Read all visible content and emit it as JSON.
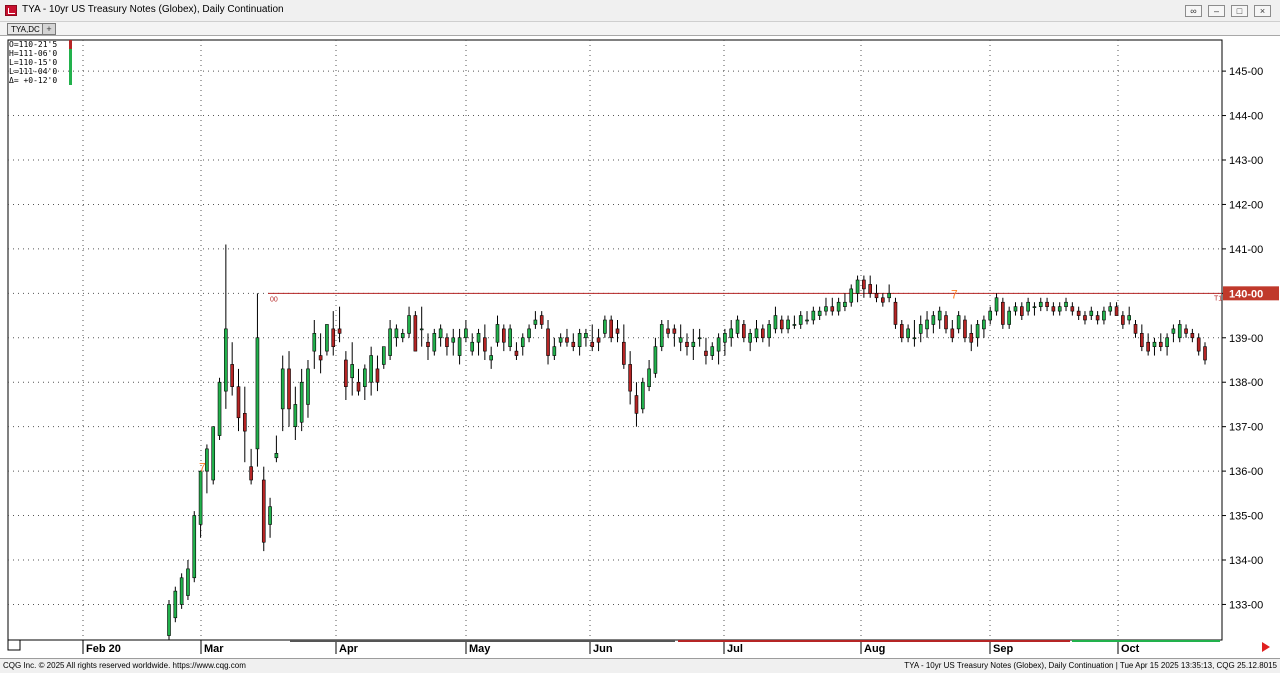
{
  "window": {
    "title": "TYA - 10yr US Treasury Notes (Globex), Daily Continuation",
    "tab_label": "TYA,DC",
    "tab_add_label": "+"
  },
  "ohlc_readout": [
    "O=110-21'5",
    "H=111-06'0",
    "L=110-15'0",
    "L=111-04'0",
    "Δ= +0-12'0"
  ],
  "status": {
    "left": "CQG Inc. © 2025 All rights reserved worldwide. https://www.cqg.com",
    "right": "TYA - 10yr US Treasury Notes (Globex), Daily Continuation | Tue Apr 15 2025 13:35:13, CQG 25.12.8015"
  },
  "colors": {
    "up": "#22b14c",
    "down": "#b52525",
    "line": "#b52525",
    "price_tag": "#c0392b",
    "annotation": "#ff7f27",
    "grid": "#555555"
  },
  "chart_data": {
    "type": "candlestick",
    "title": "",
    "xlabel": "",
    "ylabel": "",
    "ylim": [
      132.2,
      145.7
    ],
    "y_ticks": [
      "133-00",
      "134-00",
      "135-00",
      "136-00",
      "137-00",
      "138-00",
      "139-00",
      "140-00",
      "141-00",
      "142-00",
      "143-00",
      "144-00",
      "145-00"
    ],
    "x_labels": [
      "Feb 20",
      "Mar",
      "Apr",
      "May",
      "Jun",
      "Jul",
      "Aug",
      "Sep",
      "Oct"
    ],
    "grid": true,
    "horizontal_line": {
      "value": 140.0,
      "label": "140-00",
      "left_label": "00",
      "right_label": "T1"
    },
    "annotations": [
      {
        "text": "7",
        "near": "mid Mar",
        "value": 136.1
      },
      {
        "text": "7",
        "near": "mid Aug",
        "value": 140.0
      }
    ],
    "candles": [
      [
        132.3,
        133.1,
        132.2,
        133.0
      ],
      [
        132.7,
        133.4,
        132.6,
        133.3
      ],
      [
        133.0,
        133.7,
        132.9,
        133.6
      ],
      [
        133.2,
        134.0,
        133.1,
        133.8
      ],
      [
        133.6,
        135.1,
        133.5,
        135.0
      ],
      [
        134.8,
        136.0,
        134.5,
        136.0
      ],
      [
        136.0,
        136.6,
        135.5,
        136.5
      ],
      [
        135.8,
        137.0,
        135.7,
        137.0
      ],
      [
        136.8,
        138.1,
        136.7,
        138.0
      ],
      [
        137.8,
        141.1,
        137.4,
        139.2
      ],
      [
        138.4,
        138.9,
        137.7,
        137.9
      ],
      [
        137.9,
        138.3,
        136.9,
        137.2
      ],
      [
        137.3,
        137.9,
        136.2,
        136.9
      ],
      [
        136.1,
        136.5,
        135.7,
        135.8
      ],
      [
        136.5,
        140.0,
        136.1,
        139.0
      ],
      [
        135.8,
        136.1,
        134.2,
        134.4
      ],
      [
        134.8,
        135.4,
        134.5,
        135.2
      ],
      [
        136.3,
        136.8,
        136.2,
        136.4
      ],
      [
        137.4,
        138.6,
        136.9,
        138.3
      ],
      [
        138.3,
        138.7,
        137.0,
        137.4
      ],
      [
        137.0,
        137.9,
        136.7,
        137.5
      ],
      [
        137.1,
        138.3,
        136.9,
        138.0
      ],
      [
        137.5,
        138.5,
        137.2,
        138.3
      ],
      [
        138.7,
        139.4,
        138.3,
        139.1
      ],
      [
        138.6,
        139.1,
        138.2,
        138.5
      ],
      [
        138.7,
        139.3,
        138.6,
        139.3
      ],
      [
        139.2,
        139.6,
        138.6,
        138.8
      ],
      [
        139.2,
        139.7,
        138.9,
        139.1
      ],
      [
        138.5,
        138.7,
        137.6,
        137.9
      ],
      [
        138.1,
        138.9,
        137.7,
        138.4
      ],
      [
        138.0,
        138.3,
        137.7,
        137.8
      ],
      [
        137.9,
        138.4,
        137.6,
        138.3
      ],
      [
        138.0,
        138.8,
        137.7,
        138.6
      ],
      [
        138.3,
        138.6,
        137.8,
        138.0
      ],
      [
        138.4,
        138.8,
        138.3,
        138.8
      ],
      [
        138.6,
        139.4,
        138.5,
        139.2
      ],
      [
        139.0,
        139.3,
        138.8,
        139.2
      ],
      [
        139.0,
        139.2,
        138.9,
        139.1
      ],
      [
        139.1,
        139.7,
        139.0,
        139.5
      ],
      [
        139.5,
        139.6,
        138.7,
        138.7
      ],
      [
        139.2,
        139.7,
        138.8,
        139.2
      ],
      [
        138.9,
        139.1,
        138.5,
        138.8
      ],
      [
        138.7,
        139.2,
        138.6,
        139.1
      ],
      [
        139.0,
        139.3,
        138.8,
        139.2
      ],
      [
        139.0,
        139.1,
        138.6,
        138.8
      ],
      [
        138.9,
        139.2,
        138.6,
        139.0
      ],
      [
        138.6,
        139.2,
        138.4,
        139.0
      ],
      [
        139.0,
        139.4,
        138.9,
        139.2
      ],
      [
        138.7,
        139.1,
        138.6,
        138.9
      ],
      [
        138.9,
        139.2,
        138.6,
        139.1
      ],
      [
        139.0,
        139.3,
        138.5,
        138.7
      ],
      [
        138.5,
        138.8,
        138.3,
        138.6
      ],
      [
        138.9,
        139.5,
        138.8,
        139.3
      ],
      [
        139.2,
        139.3,
        138.7,
        138.9
      ],
      [
        138.8,
        139.3,
        138.7,
        139.2
      ],
      [
        138.7,
        138.9,
        138.5,
        138.6
      ],
      [
        138.8,
        139.1,
        138.6,
        139.0
      ],
      [
        139.0,
        139.3,
        138.9,
        139.2
      ],
      [
        139.3,
        139.6,
        139.2,
        139.4
      ],
      [
        139.5,
        139.6,
        139.2,
        139.3
      ],
      [
        139.2,
        139.4,
        138.4,
        138.6
      ],
      [
        138.6,
        139.0,
        138.5,
        138.8
      ],
      [
        138.9,
        139.1,
        138.8,
        139.0
      ],
      [
        139.0,
        139.2,
        138.8,
        138.9
      ],
      [
        138.9,
        139.1,
        138.7,
        138.8
      ],
      [
        138.8,
        139.2,
        138.6,
        139.1
      ],
      [
        139.0,
        139.2,
        138.8,
        139.1
      ],
      [
        138.9,
        139.3,
        138.7,
        138.8
      ],
      [
        139.0,
        139.2,
        138.7,
        138.9
      ],
      [
        139.1,
        139.5,
        139.0,
        139.4
      ],
      [
        139.4,
        139.5,
        138.9,
        139.0
      ],
      [
        139.2,
        139.4,
        138.9,
        139.1
      ],
      [
        138.9,
        139.3,
        138.3,
        138.4
      ],
      [
        138.4,
        138.7,
        137.5,
        137.8
      ],
      [
        137.7,
        138.0,
        137.0,
        137.3
      ],
      [
        137.4,
        138.1,
        137.3,
        138.0
      ],
      [
        137.9,
        138.5,
        137.8,
        138.3
      ],
      [
        138.2,
        139.0,
        138.1,
        138.8
      ],
      [
        138.8,
        139.4,
        138.7,
        139.3
      ],
      [
        139.2,
        139.4,
        139.0,
        139.1
      ],
      [
        139.2,
        139.3,
        138.8,
        139.1
      ],
      [
        138.9,
        139.3,
        138.7,
        139.0
      ],
      [
        138.9,
        139.1,
        138.6,
        138.8
      ],
      [
        138.8,
        139.2,
        138.5,
        138.9
      ],
      [
        139.0,
        139.2,
        138.8,
        139.0
      ],
      [
        138.7,
        139.0,
        138.4,
        138.6
      ],
      [
        138.6,
        138.9,
        138.5,
        138.8
      ],
      [
        138.7,
        139.1,
        138.4,
        139.0
      ],
      [
        138.9,
        139.2,
        138.6,
        139.1
      ],
      [
        139.0,
        139.4,
        138.8,
        139.2
      ],
      [
        139.1,
        139.5,
        139.0,
        139.4
      ],
      [
        139.3,
        139.4,
        138.9,
        139.0
      ],
      [
        138.9,
        139.2,
        138.7,
        139.1
      ],
      [
        139.0,
        139.4,
        138.9,
        139.2
      ],
      [
        139.2,
        139.3,
        138.9,
        139.0
      ],
      [
        139.0,
        139.4,
        138.8,
        139.3
      ],
      [
        139.2,
        139.7,
        139.1,
        139.5
      ],
      [
        139.4,
        139.5,
        139.1,
        139.2
      ],
      [
        139.2,
        139.5,
        139.1,
        139.4
      ],
      [
        139.3,
        139.5,
        139.2,
        139.3
      ],
      [
        139.3,
        139.6,
        139.2,
        139.5
      ],
      [
        139.4,
        139.6,
        139.3,
        139.4
      ],
      [
        139.4,
        139.7,
        139.3,
        139.6
      ],
      [
        139.5,
        139.7,
        139.4,
        139.6
      ],
      [
        139.6,
        139.9,
        139.5,
        139.7
      ],
      [
        139.7,
        139.9,
        139.5,
        139.6
      ],
      [
        139.6,
        139.9,
        139.5,
        139.8
      ],
      [
        139.7,
        140.0,
        139.6,
        139.8
      ],
      [
        139.8,
        140.2,
        139.7,
        140.1
      ],
      [
        140.0,
        140.4,
        139.8,
        140.3
      ],
      [
        140.3,
        140.4,
        139.9,
        140.1
      ],
      [
        140.2,
        140.4,
        139.9,
        140.0
      ],
      [
        140.0,
        140.2,
        139.8,
        139.9
      ],
      [
        139.9,
        140.0,
        139.7,
        139.8
      ],
      [
        139.9,
        140.2,
        139.8,
        140.0
      ],
      [
        139.8,
        139.9,
        139.2,
        139.3
      ],
      [
        139.3,
        139.4,
        138.9,
        139.0
      ],
      [
        139.0,
        139.3,
        138.9,
        139.2
      ],
      [
        139.0,
        139.4,
        138.8,
        139.0
      ],
      [
        139.1,
        139.5,
        138.9,
        139.3
      ],
      [
        139.2,
        139.6,
        139.0,
        139.4
      ],
      [
        139.3,
        139.6,
        139.1,
        139.5
      ],
      [
        139.4,
        139.7,
        139.2,
        139.6
      ],
      [
        139.5,
        139.6,
        139.1,
        139.2
      ],
      [
        139.2,
        139.4,
        138.9,
        139.0
      ],
      [
        139.2,
        139.6,
        139.1,
        139.5
      ],
      [
        139.4,
        139.5,
        138.9,
        139.0
      ],
      [
        139.1,
        139.3,
        138.7,
        138.9
      ],
      [
        139.0,
        139.4,
        138.8,
        139.3
      ],
      [
        139.2,
        139.5,
        139.0,
        139.4
      ],
      [
        139.4,
        139.7,
        139.3,
        139.6
      ],
      [
        139.6,
        140.0,
        139.5,
        139.9
      ],
      [
        139.8,
        139.9,
        139.2,
        139.3
      ],
      [
        139.3,
        139.7,
        139.2,
        139.6
      ],
      [
        139.6,
        139.8,
        139.5,
        139.7
      ],
      [
        139.7,
        139.8,
        139.4,
        139.5
      ],
      [
        139.6,
        139.9,
        139.5,
        139.8
      ],
      [
        139.7,
        139.8,
        139.5,
        139.7
      ],
      [
        139.7,
        139.9,
        139.6,
        139.8
      ],
      [
        139.8,
        139.9,
        139.6,
        139.7
      ],
      [
        139.7,
        139.8,
        139.5,
        139.6
      ],
      [
        139.6,
        139.8,
        139.5,
        139.7
      ],
      [
        139.7,
        139.9,
        139.6,
        139.8
      ],
      [
        139.7,
        139.8,
        139.5,
        139.6
      ],
      [
        139.6,
        139.7,
        139.4,
        139.5
      ],
      [
        139.5,
        139.6,
        139.3,
        139.4
      ],
      [
        139.5,
        139.7,
        139.4,
        139.6
      ],
      [
        139.5,
        139.6,
        139.3,
        139.4
      ],
      [
        139.4,
        139.7,
        139.3,
        139.6
      ],
      [
        139.6,
        139.8,
        139.5,
        139.7
      ],
      [
        139.7,
        139.8,
        139.5,
        139.5
      ],
      [
        139.5,
        139.6,
        139.2,
        139.3
      ],
      [
        139.4,
        139.7,
        139.3,
        139.5
      ],
      [
        139.3,
        139.4,
        139.0,
        139.1
      ],
      [
        139.1,
        139.3,
        138.7,
        138.8
      ],
      [
        138.9,
        139.1,
        138.6,
        138.7
      ],
      [
        138.8,
        139.0,
        138.6,
        138.9
      ],
      [
        138.9,
        139.1,
        138.7,
        138.8
      ],
      [
        138.8,
        139.1,
        138.6,
        139.0
      ],
      [
        139.1,
        139.3,
        138.9,
        139.2
      ],
      [
        139.0,
        139.4,
        138.9,
        139.3
      ],
      [
        139.2,
        139.3,
        139.0,
        139.1
      ],
      [
        139.1,
        139.2,
        138.9,
        139.0
      ],
      [
        139.0,
        139.1,
        138.6,
        138.7
      ],
      [
        138.8,
        138.9,
        138.4,
        138.5
      ]
    ]
  }
}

******************************

Problem to solve:
Count the lines in the entries that hold the word "Continuation", and give nothing but the total.

Complete answer:
2